Given task -> The records that follow are to be transcribed in full, without their images.

Stored data ->

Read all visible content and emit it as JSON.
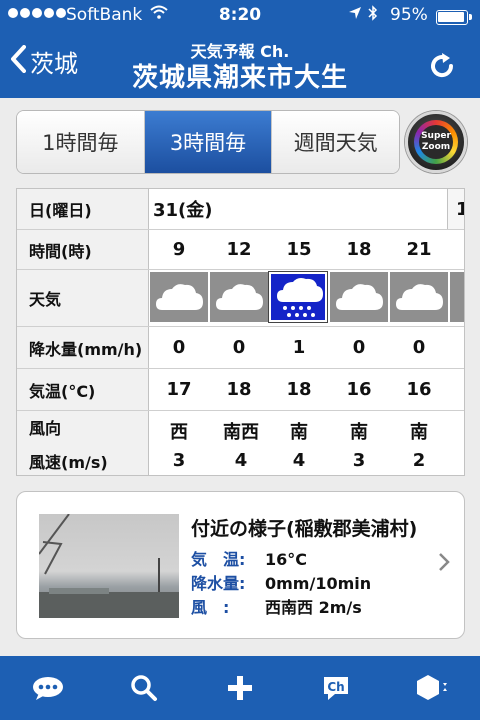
{
  "status": {
    "carrier": "SoftBank",
    "time": "8:20",
    "battery": "95%"
  },
  "nav": {
    "back_label": "茨城",
    "subtitle": "天気予報 Ch.",
    "title": "茨城県潮来市大生"
  },
  "tabs": [
    {
      "label": "1時間毎",
      "active": false
    },
    {
      "label": "3時間毎",
      "active": true
    },
    {
      "label": "週間天気",
      "active": false
    }
  ],
  "super_zoom": {
    "line1": "Super",
    "line2": "Zoom"
  },
  "forecast": {
    "labels": {
      "day": "日(曜日)",
      "time": "時間(時)",
      "weather": "天気",
      "precip": "降水量(mm/h)",
      "temp": "気温(°C)",
      "wind_dir": "風向",
      "wind_speed": "風速(m/s)"
    },
    "day": "31(金)",
    "next_day": "1",
    "hours": [
      "9",
      "12",
      "15",
      "18",
      "21"
    ],
    "weather": [
      "cloud-icon",
      "cloud-icon",
      "rain-icon",
      "cloud-icon",
      "cloud-icon"
    ],
    "precip": [
      "0",
      "0",
      "1",
      "0",
      "0"
    ],
    "temp": [
      "17",
      "18",
      "18",
      "16",
      "16"
    ],
    "wind_dir": [
      "西",
      "南西",
      "南",
      "南",
      "南"
    ],
    "wind_speed": [
      "3",
      "4",
      "4",
      "3",
      "2"
    ]
  },
  "nearby": {
    "title": "付近の様子(稲敷郡美浦村)",
    "temp_key": "気　温:",
    "temp_val": "16°C",
    "precip_key": "降水量:",
    "precip_val": "0mm/10min",
    "wind_key": "風　:",
    "wind_val": "西南西 2m/s"
  },
  "bottom_icons": [
    "chat-icon",
    "search-icon",
    "add-icon",
    "channel-icon",
    "menu-hex-icon"
  ],
  "colors": {
    "brand_blue": "#1d5fb3",
    "rain_blue": "#1424c8"
  }
}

The completed task ->
Read all visible content and emit it as JSON.
{
  "status": {
    "carrier": "SoftBank",
    "time": "8:20",
    "battery": "95%"
  },
  "nav": {
    "back_label": "茨城",
    "subtitle": "天気予報 Ch.",
    "title": "茨城県潮来市大生"
  },
  "tabs": [
    {
      "label": "1時間毎",
      "active": false
    },
    {
      "label": "3時間毎",
      "active": true
    },
    {
      "label": "週間天気",
      "active": false
    }
  ],
  "super_zoom": {
    "line1": "Super",
    "line2": "Zoom"
  },
  "forecast": {
    "labels": {
      "day": "日(曜日)",
      "time": "時間(時)",
      "weather": "天気",
      "precip": "降水量(mm/h)",
      "temp": "気温(°C)",
      "wind_dir": "風向",
      "wind_speed": "風速(m/s)"
    },
    "day": "31(金)",
    "next_day": "1",
    "hours": [
      "9",
      "12",
      "15",
      "18",
      "21"
    ],
    "weather": [
      "cloud-icon",
      "cloud-icon",
      "rain-icon",
      "cloud-icon",
      "cloud-icon"
    ],
    "precip": [
      "0",
      "0",
      "1",
      "0",
      "0"
    ],
    "temp": [
      "17",
      "18",
      "18",
      "16",
      "16"
    ],
    "wind_dir": [
      "西",
      "南西",
      "南",
      "南",
      "南"
    ],
    "wind_speed": [
      "3",
      "4",
      "4",
      "3",
      "2"
    ]
  },
  "nearby": {
    "title": "付近の様子(稲敷郡美浦村)",
    "temp_key": "気　温:",
    "temp_val": "16°C",
    "precip_key": "降水量:",
    "precip_val": "0mm/10min",
    "wind_key": "風　:",
    "wind_val": "西南西 2m/s"
  },
  "bottom_icons": [
    "chat-icon",
    "search-icon",
    "add-icon",
    "channel-icon",
    "menu-hex-icon"
  ],
  "colors": {
    "brand_blue": "#1d5fb3",
    "rain_blue": "#1424c8"
  }
}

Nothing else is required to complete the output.